• _Exercise inputs_:
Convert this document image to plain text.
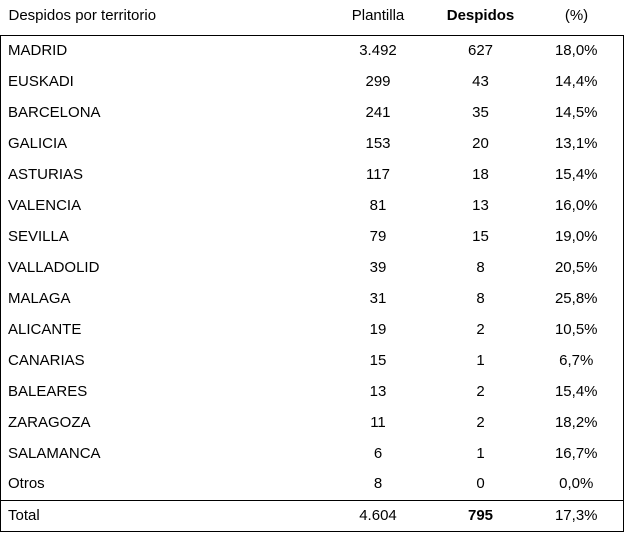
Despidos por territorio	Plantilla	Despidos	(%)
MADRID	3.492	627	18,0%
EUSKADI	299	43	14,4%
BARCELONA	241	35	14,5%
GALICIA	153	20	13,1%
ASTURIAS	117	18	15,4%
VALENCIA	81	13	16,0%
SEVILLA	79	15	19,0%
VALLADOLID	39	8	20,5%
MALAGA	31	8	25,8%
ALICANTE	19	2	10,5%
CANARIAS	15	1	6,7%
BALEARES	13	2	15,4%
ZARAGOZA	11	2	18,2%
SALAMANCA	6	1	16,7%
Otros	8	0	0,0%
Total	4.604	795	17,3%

* * *

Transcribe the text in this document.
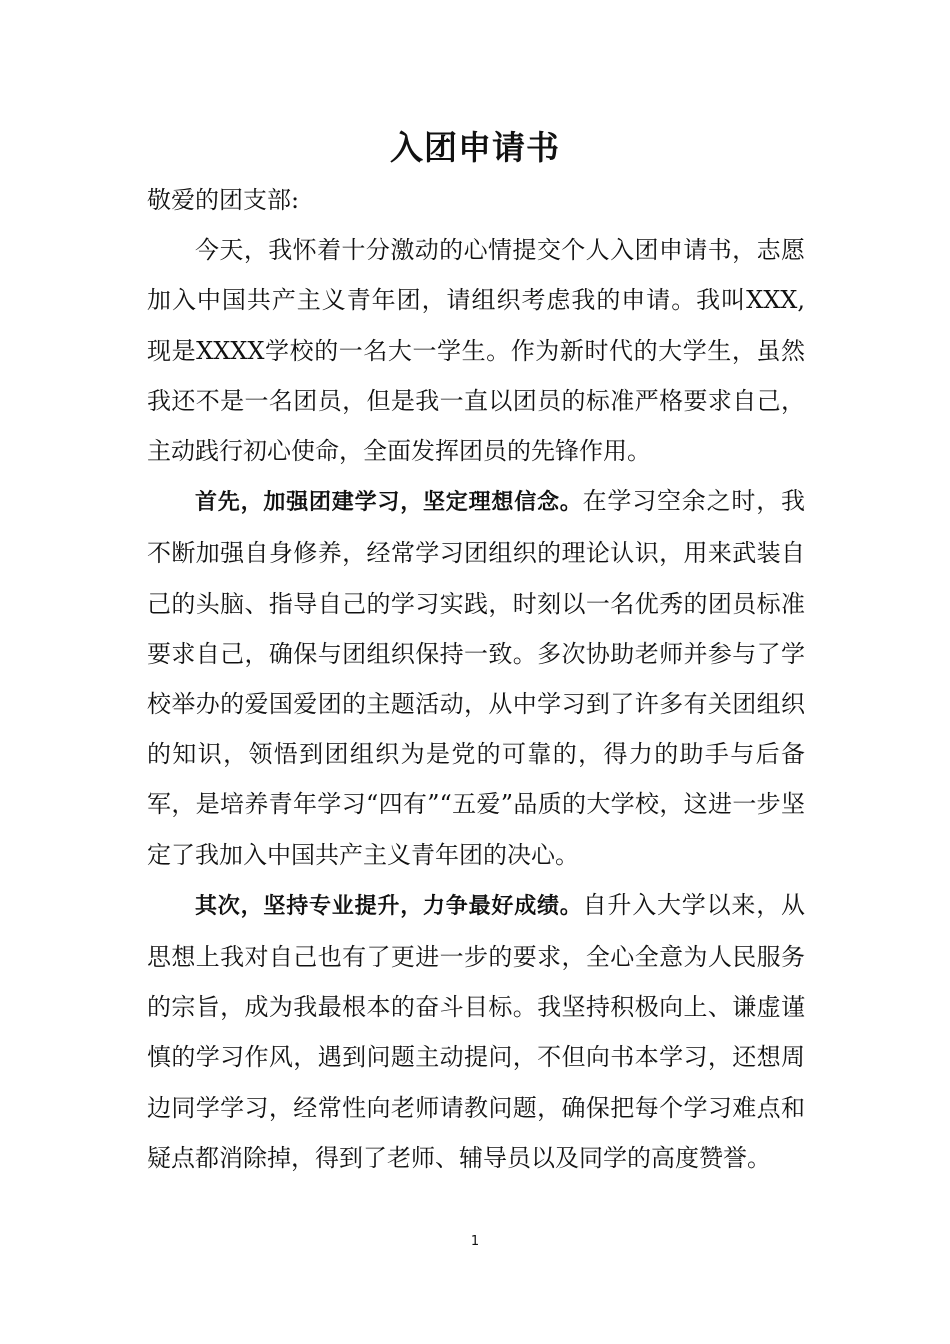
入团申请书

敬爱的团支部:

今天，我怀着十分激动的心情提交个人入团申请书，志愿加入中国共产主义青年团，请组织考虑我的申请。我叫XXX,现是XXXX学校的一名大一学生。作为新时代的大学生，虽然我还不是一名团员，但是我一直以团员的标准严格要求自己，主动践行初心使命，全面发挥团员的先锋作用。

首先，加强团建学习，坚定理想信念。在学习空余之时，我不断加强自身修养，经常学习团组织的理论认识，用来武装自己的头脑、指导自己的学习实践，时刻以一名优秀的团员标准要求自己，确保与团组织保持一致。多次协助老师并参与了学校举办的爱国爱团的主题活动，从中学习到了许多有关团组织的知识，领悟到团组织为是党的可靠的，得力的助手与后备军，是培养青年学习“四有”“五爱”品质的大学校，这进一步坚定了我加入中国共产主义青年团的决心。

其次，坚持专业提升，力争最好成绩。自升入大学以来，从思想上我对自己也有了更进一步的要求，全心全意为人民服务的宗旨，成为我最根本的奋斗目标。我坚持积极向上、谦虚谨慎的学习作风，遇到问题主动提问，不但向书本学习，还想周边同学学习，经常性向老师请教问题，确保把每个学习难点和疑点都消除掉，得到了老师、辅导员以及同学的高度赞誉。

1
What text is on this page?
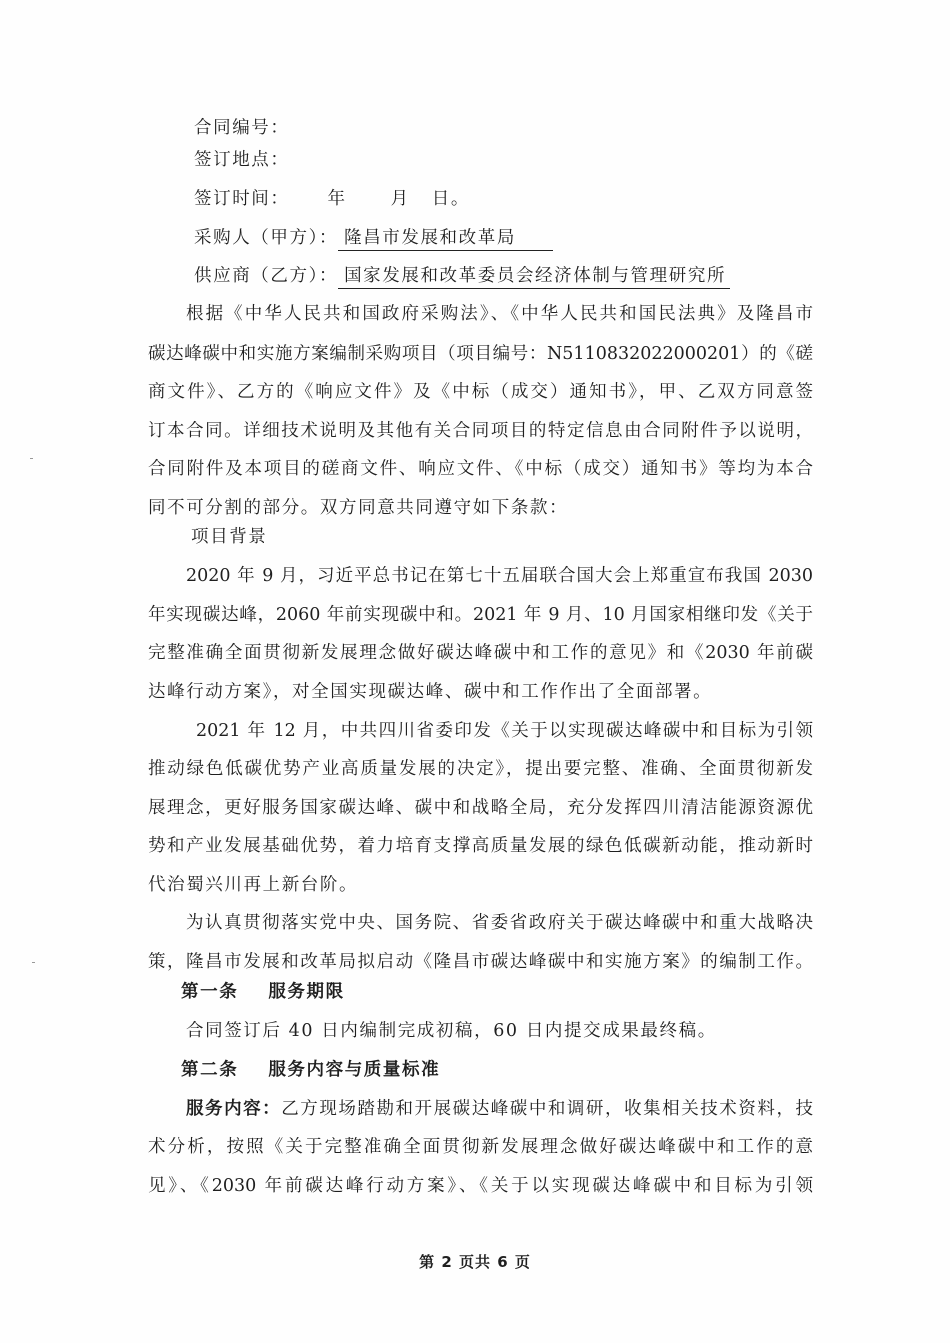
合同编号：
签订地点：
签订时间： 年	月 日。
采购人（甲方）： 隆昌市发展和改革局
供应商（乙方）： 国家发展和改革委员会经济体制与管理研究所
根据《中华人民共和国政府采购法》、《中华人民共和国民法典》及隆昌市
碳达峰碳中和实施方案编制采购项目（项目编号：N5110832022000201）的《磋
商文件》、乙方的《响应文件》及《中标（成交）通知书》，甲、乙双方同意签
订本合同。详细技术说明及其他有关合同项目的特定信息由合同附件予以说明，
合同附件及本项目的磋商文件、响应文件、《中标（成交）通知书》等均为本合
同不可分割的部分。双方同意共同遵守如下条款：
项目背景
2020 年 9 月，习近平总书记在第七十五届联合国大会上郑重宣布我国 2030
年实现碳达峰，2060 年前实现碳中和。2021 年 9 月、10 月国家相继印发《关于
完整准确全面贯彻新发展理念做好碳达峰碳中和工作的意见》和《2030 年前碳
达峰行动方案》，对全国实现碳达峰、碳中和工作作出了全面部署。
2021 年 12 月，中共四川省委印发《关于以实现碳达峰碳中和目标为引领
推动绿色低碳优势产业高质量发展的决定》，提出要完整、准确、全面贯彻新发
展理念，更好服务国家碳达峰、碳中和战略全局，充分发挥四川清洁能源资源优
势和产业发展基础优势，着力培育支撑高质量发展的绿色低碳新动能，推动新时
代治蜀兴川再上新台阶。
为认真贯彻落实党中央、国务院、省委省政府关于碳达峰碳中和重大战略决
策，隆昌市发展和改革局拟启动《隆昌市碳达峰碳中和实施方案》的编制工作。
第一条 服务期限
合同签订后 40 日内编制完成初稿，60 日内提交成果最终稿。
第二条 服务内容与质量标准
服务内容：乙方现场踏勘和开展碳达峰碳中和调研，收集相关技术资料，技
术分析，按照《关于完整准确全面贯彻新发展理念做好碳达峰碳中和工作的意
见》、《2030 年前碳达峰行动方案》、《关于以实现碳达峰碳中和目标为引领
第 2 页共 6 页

• _Exercise aim_: From the records above, pull out every line containing the word "this".

• _Solution below_:
Convert this document image to plain text.
Transcribe the text in this document.
What text is on this page?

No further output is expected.